* WHAT IS EXPECTED
Extract all lines that hold "Arteriolen" from the records below.

* RECORDS
====

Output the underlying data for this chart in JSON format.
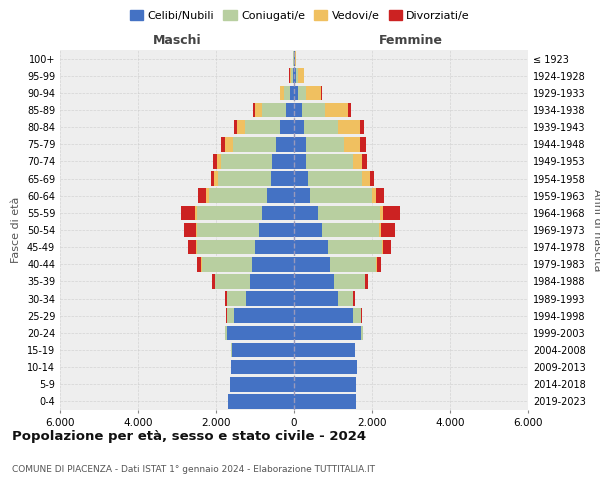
{
  "age_groups": [
    "0-4",
    "5-9",
    "10-14",
    "15-19",
    "20-24",
    "25-29",
    "30-34",
    "35-39",
    "40-44",
    "45-49",
    "50-54",
    "55-59",
    "60-64",
    "65-69",
    "70-74",
    "75-79",
    "80-84",
    "85-89",
    "90-94",
    "95-99",
    "100+"
  ],
  "birth_years": [
    "2019-2023",
    "2014-2018",
    "2009-2013",
    "2004-2008",
    "1999-2003",
    "1994-1998",
    "1989-1993",
    "1984-1988",
    "1979-1983",
    "1974-1978",
    "1969-1973",
    "1964-1968",
    "1959-1963",
    "1954-1958",
    "1949-1953",
    "1944-1948",
    "1939-1943",
    "1934-1938",
    "1929-1933",
    "1924-1928",
    "≤ 1923"
  ],
  "colors": {
    "celibi": "#4472c4",
    "coniugati": "#b8cfa0",
    "vedovi": "#f0c060",
    "divorziati": "#cc2222"
  },
  "maschi": {
    "celibi": [
      1700,
      1650,
      1620,
      1600,
      1720,
      1530,
      1230,
      1130,
      1080,
      1000,
      900,
      820,
      700,
      580,
      560,
      460,
      360,
      210,
      100,
      35,
      10
    ],
    "coniugati": [
      0,
      0,
      0,
      5,
      40,
      180,
      490,
      890,
      1290,
      1480,
      1580,
      1680,
      1480,
      1380,
      1300,
      1100,
      900,
      600,
      150,
      50,
      10
    ],
    "vedovi": [
      0,
      0,
      0,
      0,
      5,
      5,
      5,
      10,
      20,
      30,
      30,
      50,
      80,
      80,
      120,
      200,
      200,
      200,
      100,
      30,
      5
    ],
    "divorziati": [
      0,
      0,
      0,
      0,
      5,
      20,
      50,
      80,
      100,
      200,
      300,
      350,
      200,
      100,
      100,
      120,
      80,
      50,
      20,
      5,
      0
    ]
  },
  "femmine": {
    "celibi": [
      1600,
      1580,
      1610,
      1570,
      1720,
      1520,
      1120,
      1020,
      920,
      870,
      710,
      620,
      420,
      360,
      320,
      310,
      260,
      210,
      110,
      45,
      15
    ],
    "coniugati": [
      0,
      0,
      0,
      5,
      45,
      190,
      390,
      790,
      1190,
      1380,
      1480,
      1580,
      1580,
      1380,
      1180,
      980,
      880,
      580,
      190,
      50,
      5
    ],
    "vedovi": [
      0,
      0,
      0,
      0,
      5,
      5,
      5,
      10,
      20,
      40,
      50,
      80,
      100,
      200,
      250,
      400,
      550,
      600,
      400,
      150,
      20
    ],
    "divorziati": [
      0,
      0,
      0,
      0,
      5,
      20,
      50,
      80,
      100,
      200,
      350,
      450,
      200,
      100,
      120,
      150,
      100,
      80,
      20,
      5,
      0
    ]
  },
  "title": "Popolazione per età, sesso e stato civile - 2024",
  "subtitle": "COMUNE DI PIACENZA - Dati ISTAT 1° gennaio 2024 - Elaborazione TUTTITALIA.IT",
  "ylabel_left": "Fasce di età",
  "ylabel_right": "Anni di nascita",
  "xlim": 6000,
  "xlabel_left": "Maschi",
  "xlabel_right": "Femmine",
  "legend_labels": [
    "Celibi/Nubili",
    "Coniugati/e",
    "Vedovi/e",
    "Divorziati/e"
  ],
  "grid_color": "#cccccc"
}
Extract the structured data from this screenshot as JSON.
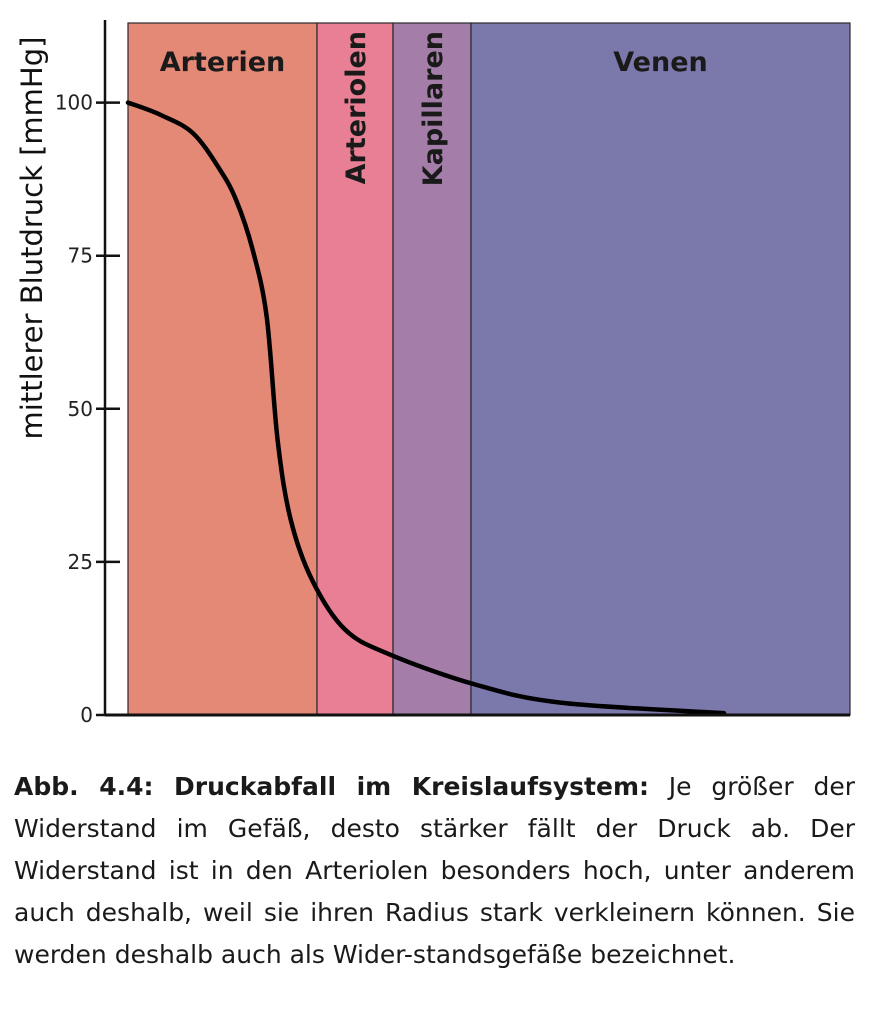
{
  "chart_data": {
    "type": "line",
    "ylabel": "mittlerer Blutdruck [mmHg]",
    "xlabel": "",
    "ylim": [
      0,
      113
    ],
    "y_ticks": [
      "0",
      "25",
      "50",
      "75",
      "100"
    ],
    "grid": false,
    "regions": [
      {
        "label": "Arterien",
        "color": "#e58977",
        "orientation": "horizontal"
      },
      {
        "label": "Arteriolen",
        "color": "#e87f95",
        "orientation": "vertical"
      },
      {
        "label": "Kapillaren",
        "color": "#a47ea8",
        "orientation": "vertical"
      },
      {
        "label": "Venen",
        "color": "#7b78ab",
        "orientation": "horizontal"
      }
    ],
    "series": [
      {
        "color": "#000000",
        "points": [
          [
            0,
            100
          ],
          [
            0.3,
            98
          ],
          [
            0.6,
            95
          ],
          [
            0.85,
            89
          ],
          [
            1.0,
            84
          ],
          [
            1.15,
            76
          ],
          [
            1.28,
            65
          ],
          [
            1.38,
            45
          ],
          [
            1.5,
            32
          ],
          [
            1.7,
            22
          ],
          [
            2.0,
            14
          ],
          [
            2.4,
            10
          ],
          [
            3.2,
            5
          ],
          [
            4.0,
            2
          ],
          [
            5.5,
            0.3
          ]
        ]
      }
    ]
  },
  "caption": {
    "bold": "Abb. 4.4: Druckabfall im Kreislaufsystem:",
    "text": " Je größer der Widerstand im Gefäß, desto stärker fällt der Druck ab. Der Widerstand ist in den Arteriolen besonders hoch, unter anderem auch deshalb, weil sie ihren Radius stark verkleinern können. Sie werden deshalb auch als Wider-standsgefäße bezeichnet."
  }
}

====

* FINAL ANSWER
        "label": "Arteriolen",
    "text": " Je größer der Widerstand im Gefäß, desto stärker fällt der Druck ab. Der Widerstand ist in den Arteriolen besonders hoch, unter anderem auch deshalb, weil sie ihren Radius stark verkleinern können. Sie werden deshalb auch als Wider-standsgefäße bezeichnet."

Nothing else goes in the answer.